Given instruction ▸ Copy the listing below word for word, leaving out the pictures.

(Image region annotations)
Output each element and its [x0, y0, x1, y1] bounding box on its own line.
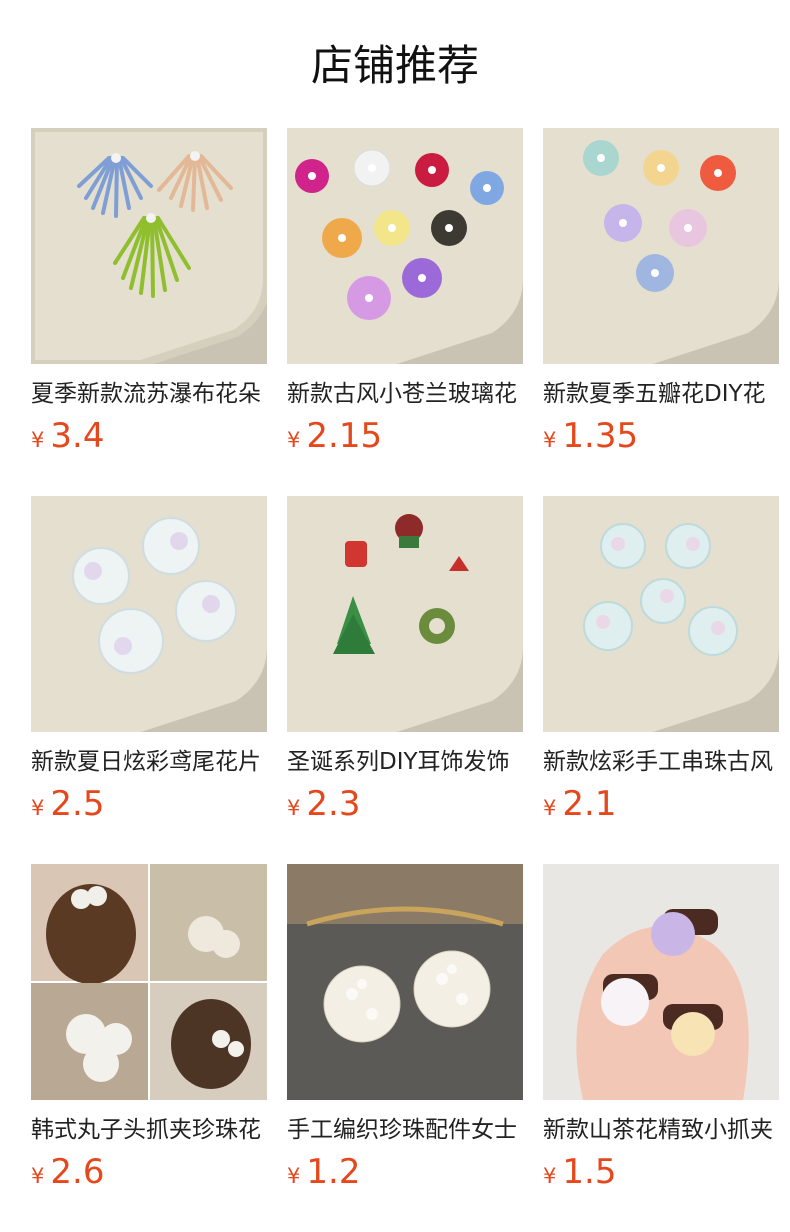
currency-symbol: ¥ [31, 428, 45, 452]
price-value: 2.3 [306, 784, 361, 824]
price-value: 3.4 [50, 416, 105, 456]
currency-symbol: ¥ [287, 796, 301, 820]
product-price: ¥1.2 [287, 1150, 523, 1200]
product-name[interactable]: 新款古风小苍兰玻璃花 [287, 378, 523, 410]
product-card[interactable]: 新款山茶花精致小抓夹 ¥1.5 [543, 864, 779, 1200]
price-value: 1.2 [306, 1152, 361, 1192]
product-image[interactable] [543, 128, 779, 364]
product-name[interactable]: 圣诞系列DIY耳饰发饰 [287, 746, 523, 778]
price-value: 2.1 [562, 784, 617, 824]
product-name[interactable]: 新款炫彩手工串珠古风 [543, 746, 779, 778]
product-card[interactable]: 圣诞系列DIY耳饰发饰 ¥2.3 [287, 496, 523, 832]
product-price: ¥2.3 [287, 782, 523, 832]
product-image[interactable] [543, 496, 779, 732]
currency-symbol: ¥ [543, 1164, 557, 1188]
product-name[interactable]: 韩式丸子头抓夹珍珠花 [31, 1114, 267, 1146]
product-price: ¥2.1 [543, 782, 779, 832]
product-price: ¥2.15 [287, 414, 523, 464]
price-value: 2.6 [50, 1152, 105, 1192]
product-name[interactable]: 新款山茶花精致小抓夹 [543, 1114, 779, 1146]
product-card[interactable]: 新款夏日炫彩鸢尾花片 ¥2.5 [31, 496, 267, 832]
product-price: ¥2.6 [31, 1150, 267, 1200]
currency-symbol: ¥ [543, 428, 557, 452]
product-card[interactable]: 手工编织珍珠配件女士 ¥1.2 [287, 864, 523, 1200]
product-image[interactable] [31, 496, 267, 732]
product-image[interactable] [543, 864, 779, 1100]
product-image[interactable] [287, 496, 523, 732]
product-name[interactable]: 夏季新款流苏瀑布花朵 [31, 378, 267, 410]
product-name[interactable]: 新款夏日炫彩鸢尾花片 [31, 746, 267, 778]
product-card[interactable]: 韩式丸子头抓夹珍珠花 ¥2.6 [31, 864, 267, 1200]
currency-symbol: ¥ [287, 1164, 301, 1188]
product-name[interactable]: 新款夏季五瓣花DIY花 [543, 378, 779, 410]
product-price: ¥1.35 [543, 414, 779, 464]
product-image[interactable] [31, 128, 267, 364]
product-card[interactable]: 新款炫彩手工串珠古风 ¥2.1 [543, 496, 779, 832]
product-image[interactable] [287, 864, 523, 1100]
currency-symbol: ¥ [543, 796, 557, 820]
currency-symbol: ¥ [31, 1164, 45, 1188]
currency-symbol: ¥ [31, 796, 45, 820]
product-grid: 夏季新款流苏瀑布花朵 ¥3.4 新款古风小苍兰玻璃花 ¥ 2.15 新款夏季五瓣… [0, 0, 790, 1232]
product-image[interactable] [287, 128, 523, 364]
product-image[interactable] [31, 864, 267, 1100]
price-value: 1.35 [562, 416, 639, 456]
product-price: ¥3.4 [31, 414, 267, 464]
price-value: 1.5 [562, 1152, 617, 1192]
product-card[interactable]: 新款夏季五瓣花DIY花 ¥1.35 [543, 128, 779, 464]
product-name[interactable]: 手工编织珍珠配件女士 [287, 1114, 523, 1146]
price-value: 2.15 [306, 416, 383, 456]
price-value: 2.5 [50, 784, 105, 824]
product-price: ¥1.5 [543, 1150, 779, 1200]
currency-symbol: ¥ [287, 428, 301, 452]
product-card[interactable]: 夏季新款流苏瀑布花朵 ¥3.4 [31, 128, 267, 464]
product-price: ¥2.5 [31, 782, 267, 832]
product-card[interactable]: 新款古风小苍兰玻璃花 ¥2.15 [287, 128, 523, 464]
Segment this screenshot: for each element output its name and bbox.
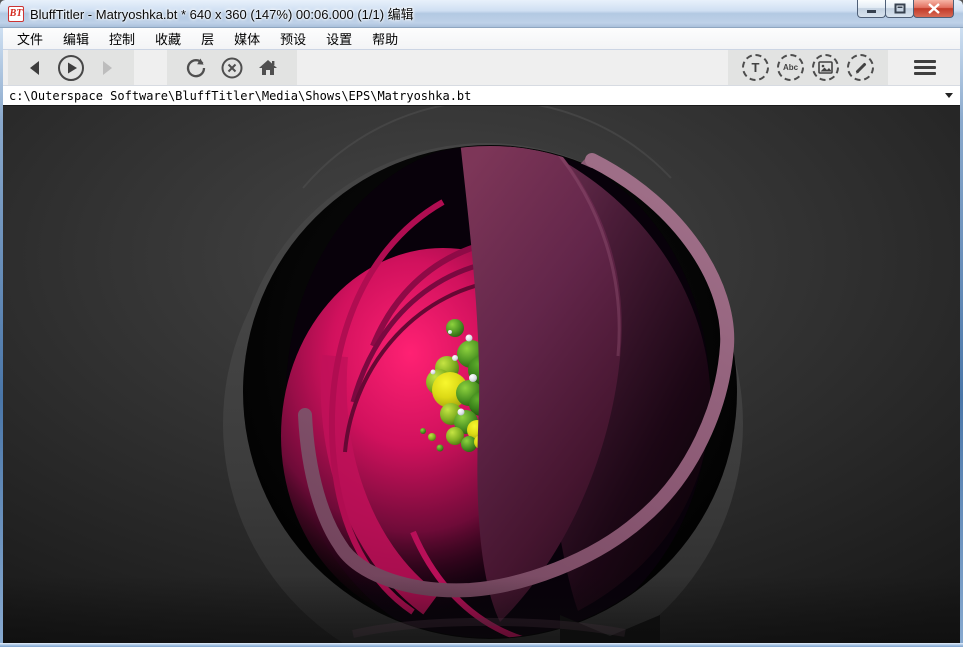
menu-control[interactable]: 控制 — [99, 27, 145, 50]
window-title: BluffTitler - Matryoshka.bt * 640 x 360 … — [30, 4, 414, 23]
picture-icon — [818, 61, 833, 74]
restore-button[interactable] — [885, 0, 914, 18]
menu-edit[interactable]: 编辑 — [53, 27, 99, 50]
minimize-button[interactable] — [857, 0, 886, 18]
play-icon — [57, 54, 85, 82]
paragraph-layer-label: Abc — [783, 63, 798, 72]
cancel-button[interactable] — [217, 53, 247, 83]
app-window: BT BluffTitler - Matryoshka.bt * 640 x 3… — [0, 0, 963, 647]
nav-button-group — [8, 50, 134, 85]
pen-layer-button[interactable] — [847, 54, 874, 81]
close-button[interactable] — [913, 0, 954, 18]
address-bar: c:\Outerspace Software\BluffTitler\Media… — [3, 86, 960, 106]
close-icon — [928, 3, 940, 14]
matryoshka-render — [3, 106, 960, 643]
action-button-group — [167, 50, 297, 85]
window-bottom-border — [0, 643, 963, 647]
menu-media[interactable]: 媒体 — [224, 27, 270, 50]
pen-icon — [853, 60, 869, 76]
render-viewport[interactable] — [3, 106, 960, 643]
cancel-icon — [220, 56, 244, 80]
menu-help[interactable]: 帮助 — [362, 27, 408, 50]
forward-button[interactable] — [92, 53, 122, 83]
menu-bar: 文件 编辑 控制 收藏 层 媒体 预设 设置 帮助 — [3, 28, 960, 50]
menu-toggle-button[interactable] — [912, 55, 938, 81]
refresh-icon — [184, 56, 208, 80]
home-button[interactable] — [253, 53, 283, 83]
play-button[interactable] — [56, 53, 86, 83]
restore-icon — [894, 3, 906, 14]
show-path-input[interactable]: c:\Outerspace Software\BluffTitler\Media… — [3, 89, 938, 103]
home-icon — [256, 56, 280, 80]
text-layer-label: T — [752, 60, 760, 75]
menu-presets[interactable]: 预设 — [270, 27, 316, 50]
minimize-icon — [866, 4, 878, 14]
back-button[interactable] — [20, 53, 50, 83]
paragraph-layer-button[interactable]: Abc — [777, 54, 804, 81]
app-icon: BT — [8, 6, 24, 22]
refresh-button[interactable] — [181, 53, 211, 83]
forward-arrow-icon — [96, 57, 118, 79]
menu-settings[interactable]: 设置 — [316, 27, 362, 50]
picture-layer-button[interactable] — [812, 54, 839, 81]
menu-favorites[interactable]: 收藏 — [145, 27, 191, 50]
menu-file[interactable]: 文件 — [7, 27, 53, 50]
title-bar[interactable]: BT BluffTitler - Matryoshka.bt * 640 x 3… — [0, 0, 963, 28]
menu-layer[interactable]: 层 — [191, 27, 224, 50]
hamburger-icon — [914, 60, 936, 63]
layer-button-group: T Abc — [728, 50, 888, 85]
window-controls — [858, 0, 954, 18]
toolbar: T Abc — [3, 50, 960, 86]
address-dropdown-button[interactable] — [938, 86, 960, 105]
text-layer-button[interactable]: T — [742, 54, 769, 81]
back-arrow-icon — [24, 57, 46, 79]
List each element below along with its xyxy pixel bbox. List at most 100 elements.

Result of the task ▸
Output each element and its [x0, y0, x1, y1] bounding box on its own line.
currency-symbol: ¥ [31, 428, 45, 452]
price-value: 2.3 [306, 784, 361, 824]
price-value: 3.4 [50, 416, 105, 456]
currency-symbol: ¥ [287, 796, 301, 820]
product-price: ¥1.2 [287, 1150, 523, 1200]
product-name[interactable]: 新款古风小苍兰玻璃花 [287, 378, 523, 410]
product-card[interactable]: 新款山茶花精致小抓夹 ¥1.5 [543, 864, 779, 1200]
price-value: 1.2 [306, 1152, 361, 1192]
product-image[interactable] [543, 128, 779, 364]
product-name[interactable]: 圣诞系列DIY耳饰发饰 [287, 746, 523, 778]
price-value: 2.1 [562, 784, 617, 824]
product-name[interactable]: 新款炫彩手工串珠古风 [543, 746, 779, 778]
product-card[interactable]: 圣诞系列DIY耳饰发饰 ¥2.3 [287, 496, 523, 832]
product-price: ¥2.3 [287, 782, 523, 832]
product-image[interactable] [543, 496, 779, 732]
currency-symbol: ¥ [543, 1164, 557, 1188]
product-name[interactable]: 韩式丸子头抓夹珍珠花 [31, 1114, 267, 1146]
product-price: ¥2.1 [543, 782, 779, 832]
product-price: ¥2.15 [287, 414, 523, 464]
price-value: 2.6 [50, 1152, 105, 1192]
product-name[interactable]: 新款山茶花精致小抓夹 [543, 1114, 779, 1146]
product-card[interactable]: 新款夏日炫彩鸢尾花片 ¥2.5 [31, 496, 267, 832]
product-price: ¥2.6 [31, 1150, 267, 1200]
currency-symbol: ¥ [543, 428, 557, 452]
product-card[interactable]: 手工编织珍珠配件女士 ¥1.2 [287, 864, 523, 1200]
product-image[interactable] [31, 496, 267, 732]
product-image[interactable] [543, 864, 779, 1100]
product-image[interactable] [287, 496, 523, 732]
product-name[interactable]: 夏季新款流苏瀑布花朵 [31, 378, 267, 410]
product-name[interactable]: 新款夏日炫彩鸢尾花片 [31, 746, 267, 778]
product-card[interactable]: 韩式丸子头抓夹珍珠花 ¥2.6 [31, 864, 267, 1200]
currency-symbol: ¥ [287, 1164, 301, 1188]
product-name[interactable]: 新款夏季五瓣花DIY花 [543, 378, 779, 410]
product-price: ¥1.35 [543, 414, 779, 464]
product-image[interactable] [31, 128, 267, 364]
product-card[interactable]: 新款炫彩手工串珠古风 ¥2.1 [543, 496, 779, 832]
product-image[interactable] [287, 864, 523, 1100]
currency-symbol: ¥ [543, 796, 557, 820]
currency-symbol: ¥ [31, 1164, 45, 1188]
currency-symbol: ¥ [31, 796, 45, 820]
product-grid: 夏季新款流苏瀑布花朵 ¥3.4 新款古风小苍兰玻璃花 ¥ 2.15 新款夏季五瓣… [0, 0, 790, 1232]
product-image[interactable] [287, 128, 523, 364]
product-image[interactable] [31, 864, 267, 1100]
price-value: 1.35 [562, 416, 639, 456]
product-price: ¥3.4 [31, 414, 267, 464]
price-value: 1.5 [562, 1152, 617, 1192]
product-card[interactable]: 新款夏季五瓣花DIY花 ¥1.35 [543, 128, 779, 464]
product-name[interactable]: 手工编织珍珠配件女士 [287, 1114, 523, 1146]
price-value: 2.15 [306, 416, 383, 456]
price-value: 2.5 [50, 784, 105, 824]
product-price: ¥1.5 [543, 1150, 779, 1200]
currency-symbol: ¥ [287, 428, 301, 452]
product-card[interactable]: 夏季新款流苏瀑布花朵 ¥3.4 [31, 128, 267, 464]
product-price: ¥2.5 [31, 782, 267, 832]
product-card[interactable]: 新款古风小苍兰玻璃花 ¥2.15 [287, 128, 523, 464]
Segment this screenshot: for each element output its name and bbox.
menu-control[interactable]: 控制 — [99, 27, 145, 50]
window-title: BluffTitler - Matryoshka.bt * 640 x 360 … — [30, 4, 414, 23]
picture-icon — [818, 61, 833, 74]
restore-button[interactable] — [885, 0, 914, 18]
menu-edit[interactable]: 编辑 — [53, 27, 99, 50]
minimize-button[interactable] — [857, 0, 886, 18]
play-icon — [57, 54, 85, 82]
paragraph-layer-label: Abc — [783, 63, 798, 72]
cancel-button[interactable] — [217, 53, 247, 83]
app-window: BT BluffTitler - Matryoshka.bt * 640 x 3… — [0, 0, 963, 647]
nav-button-group — [8, 50, 134, 85]
pen-layer-button[interactable] — [847, 54, 874, 81]
close-button[interactable] — [913, 0, 954, 18]
address-bar: c:\Outerspace Software\BluffTitler\Media… — [3, 86, 960, 106]
close-icon — [928, 3, 940, 14]
matryoshka-render — [3, 106, 960, 643]
action-button-group — [167, 50, 297, 85]
window-bottom-border — [0, 643, 963, 647]
menu-media[interactable]: 媒体 — [224, 27, 270, 50]
pen-icon — [853, 60, 869, 76]
render-viewport[interactable] — [3, 106, 960, 643]
cancel-icon — [220, 56, 244, 80]
menu-help[interactable]: 帮助 — [362, 27, 408, 50]
forward-button[interactable] — [92, 53, 122, 83]
menu-bar: 文件 编辑 控制 收藏 层 媒体 预设 设置 帮助 — [3, 28, 960, 50]
menu-toggle-button[interactable] — [912, 55, 938, 81]
refresh-icon — [184, 56, 208, 80]
home-button[interactable] — [253, 53, 283, 83]
play-button[interactable] — [56, 53, 86, 83]
restore-icon — [894, 3, 906, 14]
show-path-input[interactable]: c:\Outerspace Software\BluffTitler\Media… — [3, 89, 938, 103]
home-icon — [256, 56, 280, 80]
text-layer-label: T — [752, 60, 760, 75]
menu-presets[interactable]: 预设 — [270, 27, 316, 50]
minimize-icon — [866, 4, 878, 14]
back-button[interactable] — [20, 53, 50, 83]
paragraph-layer-button[interactable]: Abc — [777, 54, 804, 81]
app-icon: BT — [8, 6, 24, 22]
refresh-button[interactable] — [181, 53, 211, 83]
forward-arrow-icon — [96, 57, 118, 79]
menu-settings[interactable]: 设置 — [316, 27, 362, 50]
picture-layer-button[interactable] — [812, 54, 839, 81]
menu-favorites[interactable]: 收藏 — [145, 27, 191, 50]
menu-file[interactable]: 文件 — [7, 27, 53, 50]
title-bar[interactable]: BT BluffTitler - Matryoshka.bt * 640 x 3… — [0, 0, 963, 28]
menu-layer[interactable]: 层 — [191, 27, 224, 50]
hamburger-icon — [914, 60, 936, 63]
layer-button-group: T Abc — [728, 50, 888, 85]
window-controls — [858, 0, 954, 18]
toolbar: T Abc — [3, 50, 960, 86]
address-dropdown-button[interactable] — [938, 86, 960, 105]
text-layer-button[interactable]: T — [742, 54, 769, 81]
back-arrow-icon — [24, 57, 46, 79]
List each element below along with its xyxy pixel bbox. List at most 100 elements.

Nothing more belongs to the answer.